Records from a data source:
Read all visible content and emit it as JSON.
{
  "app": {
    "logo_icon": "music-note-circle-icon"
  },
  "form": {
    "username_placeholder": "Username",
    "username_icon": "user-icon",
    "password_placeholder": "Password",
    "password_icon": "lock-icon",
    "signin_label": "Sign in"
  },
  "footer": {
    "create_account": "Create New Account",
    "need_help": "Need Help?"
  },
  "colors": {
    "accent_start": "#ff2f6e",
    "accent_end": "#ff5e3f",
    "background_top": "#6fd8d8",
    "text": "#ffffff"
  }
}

### Short problem
Write out every line of the records exactly.

### Answer in full
Read all visible content and emit it as JSON.
{
  "app": {
    "logo_icon": "music-note-circle-icon"
  },
  "form": {
    "username_placeholder": "Username",
    "username_icon": "user-icon",
    "password_placeholder": "Password",
    "password_icon": "lock-icon",
    "signin_label": "Sign in"
  },
  "footer": {
    "create_account": "Create New Account",
    "need_help": "Need Help?"
  },
  "colors": {
    "accent_start": "#ff2f6e",
    "accent_end": "#ff5e3f",
    "background_top": "#6fd8d8",
    "text": "#ffffff"
  }
}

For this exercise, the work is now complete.